EXERCISE PROMPT -
Please print exactly the lines running from the one that contains "Parse this screenshot: output" to the end of the data, with both lines included.

TASK MATERIAL -
________
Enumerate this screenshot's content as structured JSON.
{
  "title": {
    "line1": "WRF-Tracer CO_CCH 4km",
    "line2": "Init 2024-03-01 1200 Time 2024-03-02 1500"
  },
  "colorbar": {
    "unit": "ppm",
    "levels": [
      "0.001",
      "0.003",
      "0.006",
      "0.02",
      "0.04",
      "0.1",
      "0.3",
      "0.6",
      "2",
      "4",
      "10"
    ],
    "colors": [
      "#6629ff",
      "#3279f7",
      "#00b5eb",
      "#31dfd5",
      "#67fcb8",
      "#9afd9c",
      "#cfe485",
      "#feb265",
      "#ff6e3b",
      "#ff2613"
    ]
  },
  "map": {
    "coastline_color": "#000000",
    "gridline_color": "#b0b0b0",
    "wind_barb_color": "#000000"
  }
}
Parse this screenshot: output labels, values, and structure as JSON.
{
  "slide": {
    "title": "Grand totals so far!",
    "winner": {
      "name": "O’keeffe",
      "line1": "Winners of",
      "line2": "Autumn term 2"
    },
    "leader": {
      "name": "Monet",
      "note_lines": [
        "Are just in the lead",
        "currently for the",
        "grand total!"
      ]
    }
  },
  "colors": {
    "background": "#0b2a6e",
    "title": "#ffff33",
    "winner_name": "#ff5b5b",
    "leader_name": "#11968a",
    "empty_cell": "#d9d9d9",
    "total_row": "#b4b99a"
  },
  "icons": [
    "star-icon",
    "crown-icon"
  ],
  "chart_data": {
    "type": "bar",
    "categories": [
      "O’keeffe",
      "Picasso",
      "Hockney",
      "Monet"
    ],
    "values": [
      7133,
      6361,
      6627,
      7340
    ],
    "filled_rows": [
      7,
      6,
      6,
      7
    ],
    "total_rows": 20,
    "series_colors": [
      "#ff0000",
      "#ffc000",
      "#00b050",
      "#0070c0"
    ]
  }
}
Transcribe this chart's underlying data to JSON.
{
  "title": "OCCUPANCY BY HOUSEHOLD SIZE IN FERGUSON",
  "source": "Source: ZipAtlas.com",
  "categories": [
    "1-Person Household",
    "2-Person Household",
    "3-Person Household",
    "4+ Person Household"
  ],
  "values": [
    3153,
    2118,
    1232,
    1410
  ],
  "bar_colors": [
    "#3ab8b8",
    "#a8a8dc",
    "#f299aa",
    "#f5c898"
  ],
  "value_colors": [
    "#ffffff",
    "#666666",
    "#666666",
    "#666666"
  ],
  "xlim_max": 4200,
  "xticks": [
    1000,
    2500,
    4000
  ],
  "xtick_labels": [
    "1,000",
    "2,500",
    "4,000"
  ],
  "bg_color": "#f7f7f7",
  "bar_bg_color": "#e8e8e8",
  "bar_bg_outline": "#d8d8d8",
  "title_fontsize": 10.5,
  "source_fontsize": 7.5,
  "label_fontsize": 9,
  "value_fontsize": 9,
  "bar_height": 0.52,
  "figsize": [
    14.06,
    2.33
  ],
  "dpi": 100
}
________
THE REPLY -
Parse this screenshot: output labels, values, and structure as JSON.
{
  "slide": {
    "title": "Grand totals so far!",
    "winner": {
      "name": "O’keeffe",
      "line1": "Winners of",
      "line2": "Autumn term 2"
    },
    "leader": {
      "name": "Monet",
      "note_lines": [
        "Are just in the lead",
        "currently for the",
        "grand total!"
      ]
    }
  },
  "colors": {
    "background": "#0b2a6e",
    "title": "#ffff33",
    "winner_name": "#ff5b5b",
    "leader_name": "#11968a",
    "empty_cell": "#d9d9d9",
    "total_row": "#b4b99a"
  },
  "icons": [
    "star-icon",
    "crown-icon"
  ],
  "chart_data": {
    "type": "bar",
    "categories": [
      "O’keeffe",
      "Picasso",
      "Hockney",
      "Monet"
    ],
    "values": [
      7133,
      6361,
      6627,
      7340
    ],
    "filled_rows": [
      7,
      6,
      6,
      7
    ],
    "total_rows": 20,
    "series_colors": [
      "#ff0000",
      "#ffc000",
      "#00b050",
      "#0070c0"
    ]
  }
}
Transcribe this chart's underlying data to JSON.
{
  "title": "OCCUPANCY BY HOUSEHOLD SIZE IN FERGUSON",
  "source": "Source: ZipAtlas.com",
  "categories": [
    "1-Person Household",
    "2-Person Household",
    "3-Person Household",
    "4+ Person Household"
  ],
  "values": [
    3153,
    2118,
    1232,
    1410
  ],
  "bar_colors": [
    "#3ab8b8",
    "#a8a8dc",
    "#f299aa",
    "#f5c898"
  ],
  "value_colors": [
    "#ffffff",
    "#666666",
    "#666666",
    "#666666"
  ],
  "xlim_max": 4200,
  "xticks": [
    1000,
    2500,
    4000
  ],
  "xtick_labels": [
    "1,000",
    "2,500",
    "4,000"
  ],
  "bg_color": "#f7f7f7",
  "bar_bg_color": "#e8e8e8",
  "bar_bg_outline": "#d8d8d8",
  "title_fontsize": 10.5,
  "source_fontsize": 7.5,
  "label_fontsize": 9,
  "value_fontsize": 9,
  "bar_height": 0.52,
  "figsize": [
    14.06,
    2.33
  ],
  "dpi": 100
}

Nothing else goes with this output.